## Exercise goal
Retype every entry in its entirety, without alteration.

## Excerpted records
>>>>

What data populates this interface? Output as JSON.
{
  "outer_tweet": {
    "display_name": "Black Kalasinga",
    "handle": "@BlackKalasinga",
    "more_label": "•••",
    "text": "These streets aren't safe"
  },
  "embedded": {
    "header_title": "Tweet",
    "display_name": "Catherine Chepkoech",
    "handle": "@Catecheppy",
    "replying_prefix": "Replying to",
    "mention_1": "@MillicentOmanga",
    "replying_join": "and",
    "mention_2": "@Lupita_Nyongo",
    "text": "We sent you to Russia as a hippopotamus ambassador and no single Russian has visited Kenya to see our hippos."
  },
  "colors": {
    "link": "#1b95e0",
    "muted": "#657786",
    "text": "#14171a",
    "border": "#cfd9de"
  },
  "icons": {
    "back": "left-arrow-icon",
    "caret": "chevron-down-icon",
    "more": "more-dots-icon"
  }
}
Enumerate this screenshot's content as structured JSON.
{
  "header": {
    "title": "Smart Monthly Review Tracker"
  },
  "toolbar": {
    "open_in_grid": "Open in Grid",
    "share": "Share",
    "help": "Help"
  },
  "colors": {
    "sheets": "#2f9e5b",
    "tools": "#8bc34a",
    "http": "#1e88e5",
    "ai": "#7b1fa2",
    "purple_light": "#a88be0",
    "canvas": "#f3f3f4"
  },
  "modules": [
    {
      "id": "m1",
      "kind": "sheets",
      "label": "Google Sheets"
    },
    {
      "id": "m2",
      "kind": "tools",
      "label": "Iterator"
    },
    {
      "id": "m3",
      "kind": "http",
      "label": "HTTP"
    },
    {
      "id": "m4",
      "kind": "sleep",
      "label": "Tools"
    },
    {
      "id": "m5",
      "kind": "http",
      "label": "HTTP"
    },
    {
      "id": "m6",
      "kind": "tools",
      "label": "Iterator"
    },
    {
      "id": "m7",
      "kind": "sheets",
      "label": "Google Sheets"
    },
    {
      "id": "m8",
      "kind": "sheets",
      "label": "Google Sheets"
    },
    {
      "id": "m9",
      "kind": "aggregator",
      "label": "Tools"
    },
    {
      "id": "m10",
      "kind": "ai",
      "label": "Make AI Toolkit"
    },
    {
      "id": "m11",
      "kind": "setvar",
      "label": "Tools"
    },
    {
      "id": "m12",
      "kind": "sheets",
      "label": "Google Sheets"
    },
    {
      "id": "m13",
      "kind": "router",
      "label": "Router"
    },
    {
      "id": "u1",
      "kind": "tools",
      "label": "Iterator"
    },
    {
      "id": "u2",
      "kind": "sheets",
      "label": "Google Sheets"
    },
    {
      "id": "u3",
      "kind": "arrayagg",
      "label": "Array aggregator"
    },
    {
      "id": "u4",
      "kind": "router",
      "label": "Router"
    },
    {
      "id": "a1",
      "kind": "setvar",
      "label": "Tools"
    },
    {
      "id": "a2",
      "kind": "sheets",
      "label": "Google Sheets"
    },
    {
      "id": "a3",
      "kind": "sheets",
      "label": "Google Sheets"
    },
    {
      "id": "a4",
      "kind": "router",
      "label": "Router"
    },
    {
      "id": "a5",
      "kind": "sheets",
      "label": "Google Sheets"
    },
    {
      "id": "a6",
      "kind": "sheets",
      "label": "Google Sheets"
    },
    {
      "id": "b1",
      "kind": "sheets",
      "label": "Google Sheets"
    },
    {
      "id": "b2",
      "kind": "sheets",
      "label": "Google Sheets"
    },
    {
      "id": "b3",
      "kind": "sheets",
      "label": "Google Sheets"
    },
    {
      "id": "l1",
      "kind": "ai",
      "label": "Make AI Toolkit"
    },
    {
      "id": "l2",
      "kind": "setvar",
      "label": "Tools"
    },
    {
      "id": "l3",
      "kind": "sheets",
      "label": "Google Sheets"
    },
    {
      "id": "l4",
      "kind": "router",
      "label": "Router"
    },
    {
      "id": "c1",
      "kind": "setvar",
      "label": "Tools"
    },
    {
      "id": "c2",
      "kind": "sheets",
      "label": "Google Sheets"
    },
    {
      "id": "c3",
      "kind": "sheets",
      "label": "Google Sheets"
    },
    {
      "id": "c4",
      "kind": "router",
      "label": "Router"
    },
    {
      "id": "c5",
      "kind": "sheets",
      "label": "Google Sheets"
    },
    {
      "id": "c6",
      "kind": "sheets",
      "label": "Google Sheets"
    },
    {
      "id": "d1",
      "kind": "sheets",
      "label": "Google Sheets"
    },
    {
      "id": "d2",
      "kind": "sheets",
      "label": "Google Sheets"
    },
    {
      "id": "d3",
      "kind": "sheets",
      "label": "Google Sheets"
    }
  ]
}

<<<<

## Reply
What data populates this interface? Output as JSON.
{
  "outer_tweet": {
    "display_name": "Black Kalasinga",
    "handle": "@BlackKalasinga",
    "more_label": "•••",
    "text": "These streets aren't safe"
  },
  "embedded": {
    "header_title": "Tweet",
    "display_name": "Catherine Chepkoech",
    "handle": "@Catecheppy",
    "replying_prefix": "Replying to",
    "mention_1": "@MillicentOmanga",
    "replying_join": "and",
    "mention_2": "@Lupita_Nyongo",
    "text": "We sent you to Russia as a hippopotamus ambassador and no single Russian has visited Kenya to see our hippos."
  },
  "colors": {
    "link": "#1b95e0",
    "muted": "#657786",
    "text": "#14171a",
    "border": "#cfd9de"
  },
  "icons": {
    "back": "left-arrow-icon",
    "caret": "chevron-down-icon",
    "more": "more-dots-icon"
  }
}
Enumerate this screenshot's content as structured JSON.
{
  "header": {
    "title": "Smart Monthly Review Tracker"
  },
  "toolbar": {
    "open_in_grid": "Open in Grid",
    "share": "Share",
    "help": "Help"
  },
  "colors": {
    "sheets": "#2f9e5b",
    "tools": "#8bc34a",
    "http": "#1e88e5",
    "ai": "#7b1fa2",
    "purple_light": "#a88be0",
    "canvas": "#f3f3f4"
  },
  "modules": [
    {
      "id": "m1",
      "kind": "sheets",
      "label": "Google Sheets"
    },
    {
      "id": "m2",
      "kind": "tools",
      "label": "Iterator"
    },
    {
      "id": "m3",
      "kind": "http",
      "label": "HTTP"
    },
    {
      "id": "m4",
      "kind": "sleep",
      "label": "Tools"
    },
    {
      "id": "m5",
      "kind": "http",
      "label": "HTTP"
    },
    {
      "id": "m6",
      "kind": "tools",
      "label": "Iterator"
    },
    {
      "id": "m7",
      "kind": "sheets",
      "label": "Google Sheets"
    },
    {
      "id": "m8",
      "kind": "sheets",
      "label": "Google Sheets"
    },
    {
      "id": "m9",
      "kind": "aggregator",
      "label": "Tools"
    },
    {
      "id": "m10",
      "kind": "ai",
      "label": "Make AI Toolkit"
    },
    {
      "id": "m11",
      "kind": "setvar",
      "label": "Tools"
    },
    {
      "id": "m12",
      "kind": "sheets",
      "label": "Google Sheets"
    },
    {
      "id": "m13",
      "kind": "router",
      "label": "Router"
    },
    {
      "id": "u1",
      "kind": "tools",
      "label": "Iterator"
    },
    {
      "id": "u2",
      "kind": "sheets",
      "label": "Google Sheets"
    },
    {
      "id": "u3",
      "kind": "arrayagg",
      "label": "Array aggregator"
    },
    {
      "id": "u4",
      "kind": "router",
      "label": "Router"
    },
    {
      "id": "a1",
      "kind": "setvar",
      "label": "Tools"
    },
    {
      "id": "a2",
      "kind": "sheets",
      "label": "Google Sheets"
    },
    {
      "id": "a3",
      "kind": "sheets",
      "label": "Google Sheets"
    },
    {
      "id": "a4",
      "kind": "router",
      "label": "Router"
    },
    {
      "id": "a5",
      "kind": "sheets",
      "label": "Google Sheets"
    },
    {
      "id": "a6",
      "kind": "sheets",
      "label": "Google Sheets"
    },
    {
      "id": "b1",
      "kind": "sheets",
      "label": "Google Sheets"
    },
    {
      "id": "b2",
      "kind": "sheets",
      "label": "Google Sheets"
    },
    {
      "id": "b3",
      "kind": "sheets",
      "label": "Google Sheets"
    },
    {
      "id": "l1",
      "kind": "ai",
      "label": "Make AI Toolkit"
    },
    {
      "id": "l2",
      "kind": "setvar",
      "label": "Tools"
    },
    {
      "id": "l3",
      "kind": "sheets",
      "label": "Google Sheets"
    },
    {
      "id": "l4",
      "kind": "router",
      "label": "Router"
    },
    {
      "id": "c1",
      "kind": "setvar",
      "label": "Tools"
    },
    {
      "id": "c2",
      "kind": "sheets",
      "label": "Google Sheets"
    },
    {
      "id": "c3",
      "kind": "sheets",
      "label": "Google Sheets"
    },
    {
      "id": "c4",
      "kind": "router",
      "label": "Router"
    },
    {
      "id": "c5",
      "kind": "sheets",
      "label": "Google Sheets"
    },
    {
      "id": "c6",
      "kind": "sheets",
      "label": "Google Sheets"
    },
    {
      "id": "d1",
      "kind": "sheets",
      "label": "Google Sheets"
    },
    {
      "id": "d2",
      "kind": "sheets",
      "label": "Google Sheets"
    },
    {
      "id": "d3",
      "kind": "sheets",
      "label": "Google Sheets"
    }
  ]
}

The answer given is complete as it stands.